WHAT IS ASKED:
Copy word for word the line containing "What data populates" together with all lines following it to the end of the listing below, without the pictures.

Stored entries
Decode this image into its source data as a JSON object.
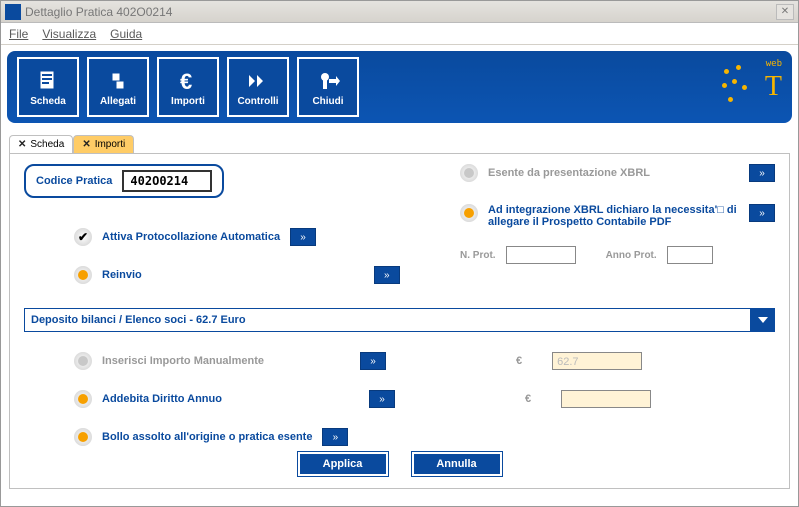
{
  "window": {
    "title": "Dettaglio Pratica 402O0214"
  },
  "menu": {
    "file": "File",
    "visualizza": "Visualizza",
    "guida": "Guida"
  },
  "toolbar": {
    "scheda": "Scheda",
    "allegati": "Allegati",
    "importi": "Importi",
    "controlli": "Controlli",
    "chiudi": "Chiudi",
    "web": "web"
  },
  "tabs": {
    "scheda": "Scheda",
    "importi": "Importi"
  },
  "codice": {
    "label": "Codice Pratica",
    "value": "402O0214"
  },
  "left": {
    "attiva_protocollazione": "Attiva Protocollazione Automatica",
    "reinvio": "Reinvio",
    "inserisci_manualmente": "Inserisci Importo Manualmente",
    "addebita_diritto": "Addebita Diritto Annuo",
    "bollo_assolto": "Bollo assolto all'origine o pratica esente"
  },
  "right": {
    "esente_xbrl": "Esente da presentazione XBRL",
    "integrazione_xbrl": "Ad integrazione XBRL dichiaro la necessita'□ di allegare il Prospetto Contabile PDF",
    "n_prot": "N. Prot.",
    "anno_prot": "Anno Prot."
  },
  "combo": {
    "selected": "Deposito bilanci / Elenco soci - 62.7 Euro",
    "amount": "62.7"
  },
  "euro": "€",
  "buttons": {
    "applica": "Applica",
    "annulla": "Annulla"
  }
}
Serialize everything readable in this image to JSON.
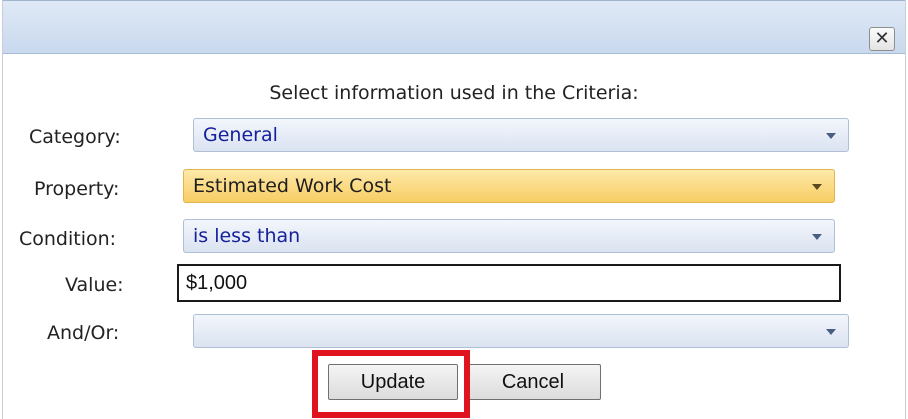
{
  "dialog": {
    "close_glyph": "✕",
    "instruction": "Select information used in the Criteria:"
  },
  "form": {
    "category": {
      "label": "Category:",
      "value": "General"
    },
    "property": {
      "label": "Property:",
      "value": "Estimated Work Cost"
    },
    "condition": {
      "label": "Condition:",
      "value": "is less than"
    },
    "value": {
      "label": "Value:",
      "value": "$1,000"
    },
    "andor": {
      "label": "And/Or:",
      "value": ""
    }
  },
  "buttons": {
    "update_label": "Update",
    "cancel_label": "Cancel"
  },
  "colors": {
    "highlight": "#e0141e",
    "active_dropdown": "#f8cd63",
    "dropdown_text": "#14209c"
  },
  "icons": {
    "close": "close-icon",
    "dropdown": "chevron-down-icon"
  }
}
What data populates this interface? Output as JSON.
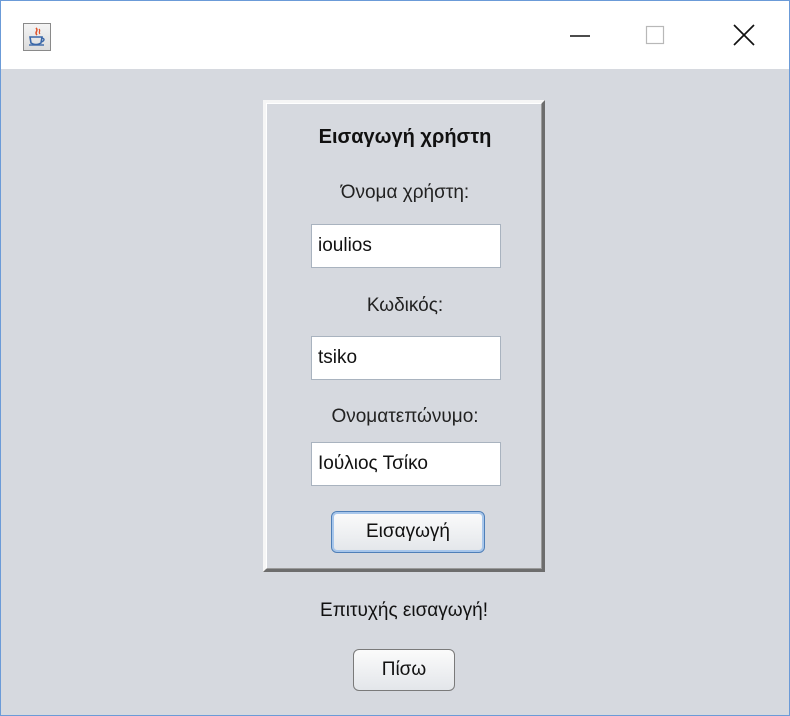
{
  "window": {
    "title": "",
    "controls": {
      "minimize_icon": "minimize-icon",
      "maximize_icon": "maximize-icon",
      "close_icon": "close-icon"
    },
    "app_icon": "java-cup-icon"
  },
  "form": {
    "title": "Εισαγωγή χρήστη",
    "username_label": "Όνομα χρήστη:",
    "username_value": "ioulios",
    "password_label": "Κωδικός:",
    "password_value": "tsiko",
    "fullname_label": "Ονοματεπώνυμο:",
    "fullname_value": "Ιούλιος Τσίκο",
    "submit_label": "Εισαγωγή"
  },
  "status": {
    "message": "Επιτυχής εισαγωγή!"
  },
  "back_label": "Πίσω",
  "colors": {
    "window_border": "#6b9bd8",
    "background": "#d6d9df",
    "focus_ring": "#a7c6eb"
  }
}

RESULT FOR THIS TASK:
What data populates this interface? Output as JSON.
{
  "window": {
    "title": "",
    "controls": {
      "minimize_icon": "minimize-icon",
      "maximize_icon": "maximize-icon",
      "close_icon": "close-icon"
    },
    "app_icon": "java-cup-icon"
  },
  "form": {
    "title": "Εισαγωγή χρήστη",
    "username_label": "Όνομα χρήστη:",
    "username_value": "ioulios",
    "password_label": "Κωδικός:",
    "password_value": "tsiko",
    "fullname_label": "Ονοματεπώνυμο:",
    "fullname_value": "Ιούλιος Τσίκο",
    "submit_label": "Εισαγωγή"
  },
  "status": {
    "message": "Επιτυχής εισαγωγή!"
  },
  "back_label": "Πίσω",
  "colors": {
    "window_border": "#6b9bd8",
    "background": "#d6d9df",
    "focus_ring": "#a7c6eb"
  }
}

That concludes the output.